» **Aim of the exercise**: Of the lines listed below, how many contain the string "location"? Answer with the number alone.

Stored entries:
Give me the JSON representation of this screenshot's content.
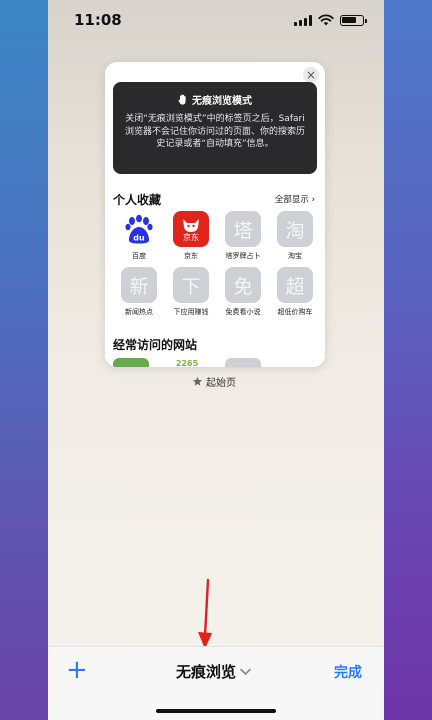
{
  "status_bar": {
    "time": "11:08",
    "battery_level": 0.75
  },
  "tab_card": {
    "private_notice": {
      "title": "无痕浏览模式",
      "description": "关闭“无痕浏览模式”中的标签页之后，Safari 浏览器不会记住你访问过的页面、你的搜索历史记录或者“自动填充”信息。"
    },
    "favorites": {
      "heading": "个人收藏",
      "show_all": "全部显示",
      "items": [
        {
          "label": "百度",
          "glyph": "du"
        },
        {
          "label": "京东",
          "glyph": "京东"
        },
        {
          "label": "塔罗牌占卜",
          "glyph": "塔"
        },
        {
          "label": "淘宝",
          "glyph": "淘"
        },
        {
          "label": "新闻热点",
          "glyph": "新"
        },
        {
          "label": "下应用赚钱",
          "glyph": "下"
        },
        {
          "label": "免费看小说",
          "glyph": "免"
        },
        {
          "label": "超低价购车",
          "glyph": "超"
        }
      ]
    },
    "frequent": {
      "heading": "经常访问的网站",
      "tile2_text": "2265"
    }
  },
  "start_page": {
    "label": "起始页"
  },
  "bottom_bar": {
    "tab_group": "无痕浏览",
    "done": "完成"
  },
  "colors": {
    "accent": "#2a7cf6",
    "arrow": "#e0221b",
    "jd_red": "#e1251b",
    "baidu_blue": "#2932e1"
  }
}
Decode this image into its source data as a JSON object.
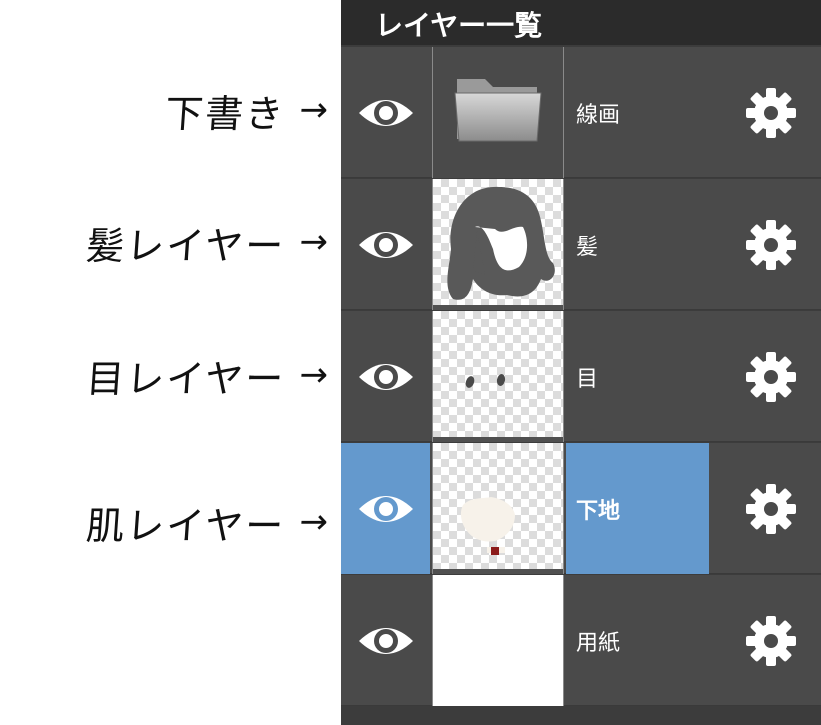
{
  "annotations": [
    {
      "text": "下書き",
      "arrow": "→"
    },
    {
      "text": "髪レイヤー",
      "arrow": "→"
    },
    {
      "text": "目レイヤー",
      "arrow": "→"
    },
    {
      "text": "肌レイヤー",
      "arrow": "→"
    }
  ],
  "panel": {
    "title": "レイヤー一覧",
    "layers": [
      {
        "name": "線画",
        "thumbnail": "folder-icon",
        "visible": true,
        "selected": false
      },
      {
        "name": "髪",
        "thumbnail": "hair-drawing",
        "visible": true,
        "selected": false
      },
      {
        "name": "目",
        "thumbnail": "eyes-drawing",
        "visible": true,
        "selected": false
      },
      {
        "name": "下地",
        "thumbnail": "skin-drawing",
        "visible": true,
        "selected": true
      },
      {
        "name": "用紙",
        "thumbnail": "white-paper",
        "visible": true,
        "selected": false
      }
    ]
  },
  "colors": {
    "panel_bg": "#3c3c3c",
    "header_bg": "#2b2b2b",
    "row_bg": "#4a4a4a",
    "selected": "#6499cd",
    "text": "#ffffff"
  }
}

...

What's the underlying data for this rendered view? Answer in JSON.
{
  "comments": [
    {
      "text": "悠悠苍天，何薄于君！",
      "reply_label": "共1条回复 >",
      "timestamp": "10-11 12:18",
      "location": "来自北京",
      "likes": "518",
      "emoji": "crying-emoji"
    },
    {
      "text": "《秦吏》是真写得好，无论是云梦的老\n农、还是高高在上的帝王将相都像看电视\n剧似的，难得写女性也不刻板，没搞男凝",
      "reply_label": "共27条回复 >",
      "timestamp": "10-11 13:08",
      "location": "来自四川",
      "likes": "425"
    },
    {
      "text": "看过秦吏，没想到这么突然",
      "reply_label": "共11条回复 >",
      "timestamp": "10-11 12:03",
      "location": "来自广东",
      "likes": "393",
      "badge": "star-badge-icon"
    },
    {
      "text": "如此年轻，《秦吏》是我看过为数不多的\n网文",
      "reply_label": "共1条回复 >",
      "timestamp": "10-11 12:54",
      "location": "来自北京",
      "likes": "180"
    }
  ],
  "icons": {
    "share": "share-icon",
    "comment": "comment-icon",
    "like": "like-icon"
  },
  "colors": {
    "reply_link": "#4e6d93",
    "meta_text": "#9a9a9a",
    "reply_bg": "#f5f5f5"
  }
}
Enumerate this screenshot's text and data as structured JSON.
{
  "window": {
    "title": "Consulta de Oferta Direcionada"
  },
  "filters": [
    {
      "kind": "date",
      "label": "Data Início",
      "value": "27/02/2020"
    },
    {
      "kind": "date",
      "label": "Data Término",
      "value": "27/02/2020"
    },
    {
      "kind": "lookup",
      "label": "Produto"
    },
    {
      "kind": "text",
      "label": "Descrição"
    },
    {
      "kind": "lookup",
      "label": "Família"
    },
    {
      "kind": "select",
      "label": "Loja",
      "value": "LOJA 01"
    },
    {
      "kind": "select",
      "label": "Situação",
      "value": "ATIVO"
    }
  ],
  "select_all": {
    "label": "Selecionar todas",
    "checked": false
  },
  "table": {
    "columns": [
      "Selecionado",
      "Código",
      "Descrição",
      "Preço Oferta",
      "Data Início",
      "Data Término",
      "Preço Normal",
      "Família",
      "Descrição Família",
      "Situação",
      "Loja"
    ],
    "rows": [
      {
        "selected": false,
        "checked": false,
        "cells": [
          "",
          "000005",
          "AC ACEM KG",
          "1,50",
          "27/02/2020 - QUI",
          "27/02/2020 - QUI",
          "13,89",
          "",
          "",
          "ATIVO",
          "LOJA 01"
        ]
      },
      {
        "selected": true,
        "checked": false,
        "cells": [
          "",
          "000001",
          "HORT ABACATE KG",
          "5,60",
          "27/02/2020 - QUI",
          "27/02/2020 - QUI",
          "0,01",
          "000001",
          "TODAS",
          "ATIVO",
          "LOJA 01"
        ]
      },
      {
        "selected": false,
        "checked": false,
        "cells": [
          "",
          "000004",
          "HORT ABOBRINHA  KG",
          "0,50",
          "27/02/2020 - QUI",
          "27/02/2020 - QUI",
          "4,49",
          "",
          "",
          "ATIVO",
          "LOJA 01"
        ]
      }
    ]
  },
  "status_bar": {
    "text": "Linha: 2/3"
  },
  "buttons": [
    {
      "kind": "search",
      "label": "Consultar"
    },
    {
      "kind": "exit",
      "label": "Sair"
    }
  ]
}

* * *

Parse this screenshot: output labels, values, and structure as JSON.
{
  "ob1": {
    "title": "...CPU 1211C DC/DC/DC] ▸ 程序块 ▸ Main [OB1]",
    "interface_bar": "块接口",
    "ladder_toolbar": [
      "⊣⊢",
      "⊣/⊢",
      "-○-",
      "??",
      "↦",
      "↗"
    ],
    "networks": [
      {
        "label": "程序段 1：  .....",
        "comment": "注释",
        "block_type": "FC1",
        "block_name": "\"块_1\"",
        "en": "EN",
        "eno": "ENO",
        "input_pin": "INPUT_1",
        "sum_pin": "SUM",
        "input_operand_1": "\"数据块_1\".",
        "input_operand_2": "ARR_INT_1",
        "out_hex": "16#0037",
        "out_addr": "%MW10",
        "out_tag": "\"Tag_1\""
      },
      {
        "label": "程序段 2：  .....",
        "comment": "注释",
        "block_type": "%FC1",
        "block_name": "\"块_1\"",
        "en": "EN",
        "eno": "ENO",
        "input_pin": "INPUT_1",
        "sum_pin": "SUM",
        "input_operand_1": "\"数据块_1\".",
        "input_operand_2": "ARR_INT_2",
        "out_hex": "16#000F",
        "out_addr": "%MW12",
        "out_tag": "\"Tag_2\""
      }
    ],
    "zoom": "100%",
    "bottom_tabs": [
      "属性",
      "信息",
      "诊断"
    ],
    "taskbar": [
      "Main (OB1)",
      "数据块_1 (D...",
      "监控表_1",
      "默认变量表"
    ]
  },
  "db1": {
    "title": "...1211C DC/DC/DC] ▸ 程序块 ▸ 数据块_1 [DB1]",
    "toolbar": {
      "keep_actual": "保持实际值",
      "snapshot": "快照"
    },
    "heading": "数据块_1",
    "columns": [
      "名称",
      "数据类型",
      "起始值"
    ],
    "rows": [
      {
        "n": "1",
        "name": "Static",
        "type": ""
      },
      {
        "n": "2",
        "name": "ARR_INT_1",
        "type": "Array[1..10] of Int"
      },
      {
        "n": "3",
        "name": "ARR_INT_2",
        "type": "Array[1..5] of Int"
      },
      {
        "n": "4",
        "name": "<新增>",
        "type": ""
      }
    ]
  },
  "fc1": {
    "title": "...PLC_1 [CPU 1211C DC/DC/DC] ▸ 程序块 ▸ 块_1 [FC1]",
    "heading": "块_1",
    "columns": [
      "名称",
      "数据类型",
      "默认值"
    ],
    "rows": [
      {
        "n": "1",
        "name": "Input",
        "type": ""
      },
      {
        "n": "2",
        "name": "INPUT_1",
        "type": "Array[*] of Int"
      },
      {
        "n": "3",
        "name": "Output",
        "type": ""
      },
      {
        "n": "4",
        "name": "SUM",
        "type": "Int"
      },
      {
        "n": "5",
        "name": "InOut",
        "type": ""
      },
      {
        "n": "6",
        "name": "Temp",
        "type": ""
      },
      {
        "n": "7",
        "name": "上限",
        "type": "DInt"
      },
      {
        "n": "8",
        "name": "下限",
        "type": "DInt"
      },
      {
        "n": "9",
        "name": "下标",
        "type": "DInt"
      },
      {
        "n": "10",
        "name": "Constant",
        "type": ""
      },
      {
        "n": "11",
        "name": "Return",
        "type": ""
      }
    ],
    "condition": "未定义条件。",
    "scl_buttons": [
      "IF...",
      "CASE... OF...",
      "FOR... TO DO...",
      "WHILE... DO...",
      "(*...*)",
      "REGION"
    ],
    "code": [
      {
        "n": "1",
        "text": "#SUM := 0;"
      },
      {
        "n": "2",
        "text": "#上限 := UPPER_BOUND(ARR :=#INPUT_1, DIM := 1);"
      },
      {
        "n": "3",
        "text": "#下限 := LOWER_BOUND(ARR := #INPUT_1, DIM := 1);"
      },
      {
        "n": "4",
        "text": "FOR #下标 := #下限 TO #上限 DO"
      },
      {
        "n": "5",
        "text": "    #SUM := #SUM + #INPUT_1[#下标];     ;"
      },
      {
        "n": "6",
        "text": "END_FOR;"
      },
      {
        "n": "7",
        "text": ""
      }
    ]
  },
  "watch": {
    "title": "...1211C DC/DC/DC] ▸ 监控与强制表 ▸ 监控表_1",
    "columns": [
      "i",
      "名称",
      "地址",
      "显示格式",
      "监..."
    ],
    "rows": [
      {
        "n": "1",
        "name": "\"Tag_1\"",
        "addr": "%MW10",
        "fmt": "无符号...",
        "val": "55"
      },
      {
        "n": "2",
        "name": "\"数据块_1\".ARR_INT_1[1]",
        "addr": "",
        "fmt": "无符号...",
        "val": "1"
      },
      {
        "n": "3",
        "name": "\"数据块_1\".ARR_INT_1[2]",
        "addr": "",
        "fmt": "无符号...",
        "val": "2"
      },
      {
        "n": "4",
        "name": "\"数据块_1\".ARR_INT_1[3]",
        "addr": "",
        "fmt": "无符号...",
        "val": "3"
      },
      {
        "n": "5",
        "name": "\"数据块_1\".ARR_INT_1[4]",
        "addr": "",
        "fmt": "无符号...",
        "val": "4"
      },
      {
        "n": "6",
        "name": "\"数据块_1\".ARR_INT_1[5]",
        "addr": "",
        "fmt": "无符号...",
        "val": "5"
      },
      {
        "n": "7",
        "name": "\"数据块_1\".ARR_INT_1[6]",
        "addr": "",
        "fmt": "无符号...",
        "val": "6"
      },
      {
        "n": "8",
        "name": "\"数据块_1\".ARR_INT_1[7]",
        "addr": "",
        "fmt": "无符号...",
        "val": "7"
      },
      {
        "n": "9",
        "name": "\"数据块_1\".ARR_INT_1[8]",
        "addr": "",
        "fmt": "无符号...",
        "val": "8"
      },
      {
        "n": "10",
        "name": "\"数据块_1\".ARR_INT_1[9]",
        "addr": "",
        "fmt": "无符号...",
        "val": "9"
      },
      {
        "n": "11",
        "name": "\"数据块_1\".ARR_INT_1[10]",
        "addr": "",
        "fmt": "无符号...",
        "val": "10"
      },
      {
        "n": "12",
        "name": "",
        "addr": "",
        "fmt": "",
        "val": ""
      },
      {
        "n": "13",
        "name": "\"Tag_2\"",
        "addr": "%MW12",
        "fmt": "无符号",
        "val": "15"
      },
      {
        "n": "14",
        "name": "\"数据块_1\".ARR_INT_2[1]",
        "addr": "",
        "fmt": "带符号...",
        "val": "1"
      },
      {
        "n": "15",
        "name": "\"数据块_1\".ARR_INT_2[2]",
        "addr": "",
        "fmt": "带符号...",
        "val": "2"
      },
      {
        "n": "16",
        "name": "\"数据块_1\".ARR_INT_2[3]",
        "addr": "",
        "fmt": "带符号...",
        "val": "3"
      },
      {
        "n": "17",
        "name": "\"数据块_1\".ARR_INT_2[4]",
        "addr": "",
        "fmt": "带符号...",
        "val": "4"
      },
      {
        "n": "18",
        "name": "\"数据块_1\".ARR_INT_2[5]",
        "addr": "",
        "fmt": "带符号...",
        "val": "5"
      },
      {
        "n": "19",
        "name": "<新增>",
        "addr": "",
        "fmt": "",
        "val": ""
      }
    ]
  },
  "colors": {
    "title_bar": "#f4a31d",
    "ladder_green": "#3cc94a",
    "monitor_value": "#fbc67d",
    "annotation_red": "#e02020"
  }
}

» **Response to this exercise**: 4